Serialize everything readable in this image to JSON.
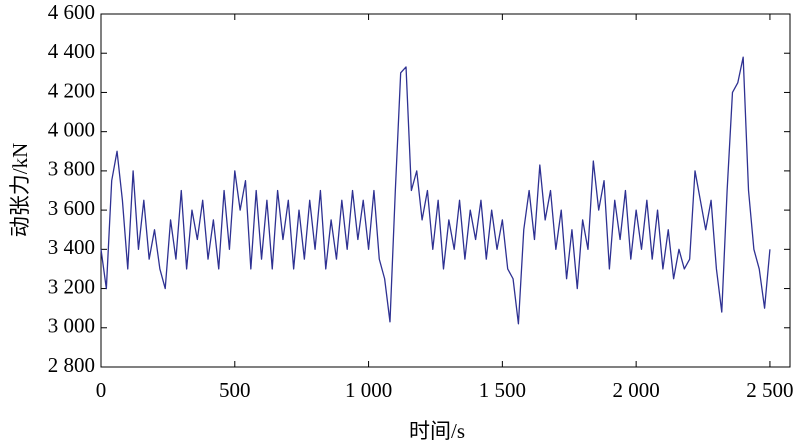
{
  "chart_data": {
    "type": "line",
    "x_label": "时间/s",
    "y_label": "动张力/kN",
    "xlim": [
      0,
      2575
    ],
    "ylim": [
      2800,
      4600
    ],
    "xticks": [
      0,
      500,
      {
        "value": 1000,
        "label": "1 000"
      },
      {
        "value": 1500,
        "label": "1 500"
      },
      {
        "value": 2000,
        "label": "2 000"
      },
      {
        "value": 2500,
        "label": "2 500"
      }
    ],
    "yticks": [
      {
        "value": 2800,
        "label": "2 800"
      },
      {
        "value": 3000,
        "label": "3 000"
      },
      {
        "value": 3200,
        "label": "3 200"
      },
      {
        "value": 3400,
        "label": "3 400"
      },
      {
        "value": 3600,
        "label": "3 600"
      },
      {
        "value": 3800,
        "label": "3 800"
      },
      {
        "value": 4000,
        "label": "4 000"
      },
      {
        "value": 4200,
        "label": "4 200"
      },
      {
        "value": 4400,
        "label": "4 400"
      },
      {
        "value": 4600,
        "label": "4 600"
      }
    ],
    "x": [
      0,
      20,
      40,
      60,
      80,
      100,
      120,
      140,
      160,
      180,
      200,
      220,
      240,
      260,
      280,
      300,
      320,
      340,
      360,
      380,
      400,
      420,
      440,
      460,
      480,
      500,
      520,
      540,
      560,
      580,
      600,
      620,
      640,
      660,
      680,
      700,
      720,
      740,
      760,
      780,
      800,
      820,
      840,
      860,
      880,
      900,
      920,
      940,
      960,
      980,
      1000,
      1020,
      1040,
      1060,
      1080,
      1100,
      1120,
      1140,
      1160,
      1180,
      1200,
      1220,
      1240,
      1260,
      1280,
      1300,
      1320,
      1340,
      1360,
      1380,
      1400,
      1420,
      1440,
      1460,
      1480,
      1500,
      1520,
      1540,
      1560,
      1580,
      1600,
      1620,
      1640,
      1660,
      1680,
      1700,
      1720,
      1740,
      1760,
      1780,
      1800,
      1820,
      1840,
      1860,
      1880,
      1900,
      1920,
      1940,
      1960,
      1980,
      2000,
      2020,
      2040,
      2060,
      2080,
      2100,
      2120,
      2140,
      2160,
      2180,
      2200,
      2220,
      2240,
      2260,
      2280,
      2300,
      2320,
      2340,
      2360,
      2380,
      2400,
      2420,
      2440,
      2460,
      2480,
      2500
    ],
    "series": [
      {
        "color": "#2e3192",
        "values": [
          3400,
          3200,
          3750,
          3900,
          3650,
          3300,
          3800,
          3400,
          3650,
          3350,
          3500,
          3300,
          3200,
          3550,
          3350,
          3700,
          3300,
          3600,
          3450,
          3650,
          3350,
          3550,
          3300,
          3700,
          3400,
          3800,
          3600,
          3750,
          3300,
          3700,
          3350,
          3650,
          3300,
          3700,
          3450,
          3650,
          3300,
          3600,
          3350,
          3650,
          3400,
          3700,
          3300,
          3550,
          3350,
          3650,
          3400,
          3700,
          3450,
          3650,
          3400,
          3700,
          3350,
          3250,
          3030,
          3700,
          4300,
          4330,
          3700,
          3800,
          3550,
          3700,
          3400,
          3650,
          3300,
          3550,
          3400,
          3650,
          3350,
          3600,
          3450,
          3650,
          3350,
          3600,
          3400,
          3550,
          3300,
          3250,
          3020,
          3500,
          3700,
          3450,
          3830,
          3550,
          3700,
          3400,
          3600,
          3250,
          3500,
          3200,
          3550,
          3400,
          3850,
          3600,
          3750,
          3300,
          3650,
          3450,
          3700,
          3350,
          3600,
          3400,
          3650,
          3350,
          3600,
          3300,
          3500,
          3250,
          3400,
          3300,
          3350,
          3800,
          3650,
          3500,
          3650,
          3300,
          3080,
          3700,
          4200,
          4250,
          4380,
          3700,
          3400,
          3300,
          3100,
          3400
        ]
      }
    ]
  }
}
▬▬▬▬▬▬
Copy each line in full and exactly, omitting any picture.

Serialize everything readable in this image to JSON.
{
  "chart_data": {
    "type": "line",
    "x_label": "时间/s",
    "y_label": "动张力/kN",
    "xlim": [
      0,
      2575
    ],
    "ylim": [
      2800,
      4600
    ],
    "xticks": [
      0,
      500,
      {
        "value": 1000,
        "label": "1 000"
      },
      {
        "value": 1500,
        "label": "1 500"
      },
      {
        "value": 2000,
        "label": "2 000"
      },
      {
        "value": 2500,
        "label": "2 500"
      }
    ],
    "yticks": [
      {
        "value": 2800,
        "label": "2 800"
      },
      {
        "value": 3000,
        "label": "3 000"
      },
      {
        "value": 3200,
        "label": "3 200"
      },
      {
        "value": 3400,
        "label": "3 400"
      },
      {
        "value": 3600,
        "label": "3 600"
      },
      {
        "value": 3800,
        "label": "3 800"
      },
      {
        "value": 4000,
        "label": "4 000"
      },
      {
        "value": 4200,
        "label": "4 200"
      },
      {
        "value": 4400,
        "label": "4 400"
      },
      {
        "value": 4600,
        "label": "4 600"
      }
    ],
    "x": [
      0,
      20,
      40,
      60,
      80,
      100,
      120,
      140,
      160,
      180,
      200,
      220,
      240,
      260,
      280,
      300,
      320,
      340,
      360,
      380,
      400,
      420,
      440,
      460,
      480,
      500,
      520,
      540,
      560,
      580,
      600,
      620,
      640,
      660,
      680,
      700,
      720,
      740,
      760,
      780,
      800,
      820,
      840,
      860,
      880,
      900,
      920,
      940,
      960,
      980,
      1000,
      1020,
      1040,
      1060,
      1080,
      1100,
      1120,
      1140,
      1160,
      1180,
      1200,
      1220,
      1240,
      1260,
      1280,
      1300,
      1320,
      1340,
      1360,
      1380,
      1400,
      1420,
      1440,
      1460,
      1480,
      1500,
      1520,
      1540,
      1560,
      1580,
      1600,
      1620,
      1640,
      1660,
      1680,
      1700,
      1720,
      1740,
      1760,
      1780,
      1800,
      1820,
      1840,
      1860,
      1880,
      1900,
      1920,
      1940,
      1960,
      1980,
      2000,
      2020,
      2040,
      2060,
      2080,
      2100,
      2120,
      2140,
      2160,
      2180,
      2200,
      2220,
      2240,
      2260,
      2280,
      2300,
      2320,
      2340,
      2360,
      2380,
      2400,
      2420,
      2440,
      2460,
      2480,
      2500
    ],
    "series": [
      {
        "color": "#2e3192",
        "values": [
          3400,
          3200,
          3750,
          3900,
          3650,
          3300,
          3800,
          3400,
          3650,
          3350,
          3500,
          3300,
          3200,
          3550,
          3350,
          3700,
          3300,
          3600,
          3450,
          3650,
          3350,
          3550,
          3300,
          3700,
          3400,
          3800,
          3600,
          3750,
          3300,
          3700,
          3350,
          3650,
          3300,
          3700,
          3450,
          3650,
          3300,
          3600,
          3350,
          3650,
          3400,
          3700,
          3300,
          3550,
          3350,
          3650,
          3400,
          3700,
          3450,
          3650,
          3400,
          3700,
          3350,
          3250,
          3030,
          3700,
          4300,
          4330,
          3700,
          3800,
          3550,
          3700,
          3400,
          3650,
          3300,
          3550,
          3400,
          3650,
          3350,
          3600,
          3450,
          3650,
          3350,
          3600,
          3400,
          3550,
          3300,
          3250,
          3020,
          3500,
          3700,
          3450,
          3830,
          3550,
          3700,
          3400,
          3600,
          3250,
          3500,
          3200,
          3550,
          3400,
          3850,
          3600,
          3750,
          3300,
          3650,
          3450,
          3700,
          3350,
          3600,
          3400,
          3650,
          3350,
          3600,
          3300,
          3500,
          3250,
          3400,
          3300,
          3350,
          3800,
          3650,
          3500,
          3650,
          3300,
          3080,
          3700,
          4200,
          4250,
          4380,
          3700,
          3400,
          3300,
          3100,
          3400
        ]
      }
    ]
  }
}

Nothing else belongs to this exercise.